**** STORED RECORDS ****

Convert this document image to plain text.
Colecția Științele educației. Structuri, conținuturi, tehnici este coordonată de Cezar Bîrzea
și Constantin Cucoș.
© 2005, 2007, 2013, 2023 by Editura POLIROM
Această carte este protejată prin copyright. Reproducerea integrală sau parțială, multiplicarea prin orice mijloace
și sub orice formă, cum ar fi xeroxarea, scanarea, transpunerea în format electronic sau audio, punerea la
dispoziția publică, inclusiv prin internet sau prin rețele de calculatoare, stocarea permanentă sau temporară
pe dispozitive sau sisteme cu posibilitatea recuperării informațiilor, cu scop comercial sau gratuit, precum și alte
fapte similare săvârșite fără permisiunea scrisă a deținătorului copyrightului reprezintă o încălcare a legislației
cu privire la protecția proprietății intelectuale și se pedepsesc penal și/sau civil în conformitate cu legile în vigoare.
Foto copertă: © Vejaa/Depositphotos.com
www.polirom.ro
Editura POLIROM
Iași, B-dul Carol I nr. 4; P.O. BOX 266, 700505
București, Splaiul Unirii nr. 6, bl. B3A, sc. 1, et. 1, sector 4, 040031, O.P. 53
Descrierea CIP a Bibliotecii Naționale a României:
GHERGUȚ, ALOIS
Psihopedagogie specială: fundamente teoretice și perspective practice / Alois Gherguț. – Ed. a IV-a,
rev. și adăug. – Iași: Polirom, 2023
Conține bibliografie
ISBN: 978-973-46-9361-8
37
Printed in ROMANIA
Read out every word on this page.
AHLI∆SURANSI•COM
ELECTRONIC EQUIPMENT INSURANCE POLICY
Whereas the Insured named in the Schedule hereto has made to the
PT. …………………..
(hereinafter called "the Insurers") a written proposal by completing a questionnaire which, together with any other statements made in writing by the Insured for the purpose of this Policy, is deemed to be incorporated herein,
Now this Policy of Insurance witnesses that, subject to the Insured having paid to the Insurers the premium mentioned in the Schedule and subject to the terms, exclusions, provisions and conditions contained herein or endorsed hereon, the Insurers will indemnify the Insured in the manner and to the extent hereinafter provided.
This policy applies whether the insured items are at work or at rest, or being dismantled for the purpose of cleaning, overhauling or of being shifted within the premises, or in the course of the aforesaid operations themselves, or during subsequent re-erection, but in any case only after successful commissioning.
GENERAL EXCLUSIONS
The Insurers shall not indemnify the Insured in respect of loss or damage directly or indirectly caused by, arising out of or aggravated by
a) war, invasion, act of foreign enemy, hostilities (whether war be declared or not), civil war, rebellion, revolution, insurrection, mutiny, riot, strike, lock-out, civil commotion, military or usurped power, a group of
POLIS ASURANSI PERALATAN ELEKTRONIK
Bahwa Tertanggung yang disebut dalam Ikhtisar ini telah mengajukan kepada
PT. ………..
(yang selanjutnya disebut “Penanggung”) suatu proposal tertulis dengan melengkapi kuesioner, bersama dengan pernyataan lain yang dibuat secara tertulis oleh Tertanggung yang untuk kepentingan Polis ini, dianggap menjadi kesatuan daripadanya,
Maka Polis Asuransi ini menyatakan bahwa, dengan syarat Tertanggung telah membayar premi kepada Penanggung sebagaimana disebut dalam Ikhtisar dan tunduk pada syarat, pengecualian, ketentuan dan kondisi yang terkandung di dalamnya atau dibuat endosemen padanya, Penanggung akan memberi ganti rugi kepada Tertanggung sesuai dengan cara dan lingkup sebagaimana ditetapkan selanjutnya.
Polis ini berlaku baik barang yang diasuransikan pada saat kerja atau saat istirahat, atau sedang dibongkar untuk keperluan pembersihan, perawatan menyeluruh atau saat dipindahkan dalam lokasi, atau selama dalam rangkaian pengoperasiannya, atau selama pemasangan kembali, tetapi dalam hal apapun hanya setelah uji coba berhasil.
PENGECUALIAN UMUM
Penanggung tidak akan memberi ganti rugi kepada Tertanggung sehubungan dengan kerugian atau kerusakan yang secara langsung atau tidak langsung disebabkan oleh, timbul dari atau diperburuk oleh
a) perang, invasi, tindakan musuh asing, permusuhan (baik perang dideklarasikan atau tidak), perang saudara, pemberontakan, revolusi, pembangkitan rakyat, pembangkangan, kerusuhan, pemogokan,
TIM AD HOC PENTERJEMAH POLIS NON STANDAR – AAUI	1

****

#### TO DO
Pick out and copy the lines of the entries that hold the string "este".

#### WORKED SOLUTION
Colecția Științele educației. Structuri, conținuturi, tehnici este coordonată de Cezar Bîrzea
Această carte este protejată prin copyright. Reproducerea integrală sau parțială, multiplicarea prin orice mijloace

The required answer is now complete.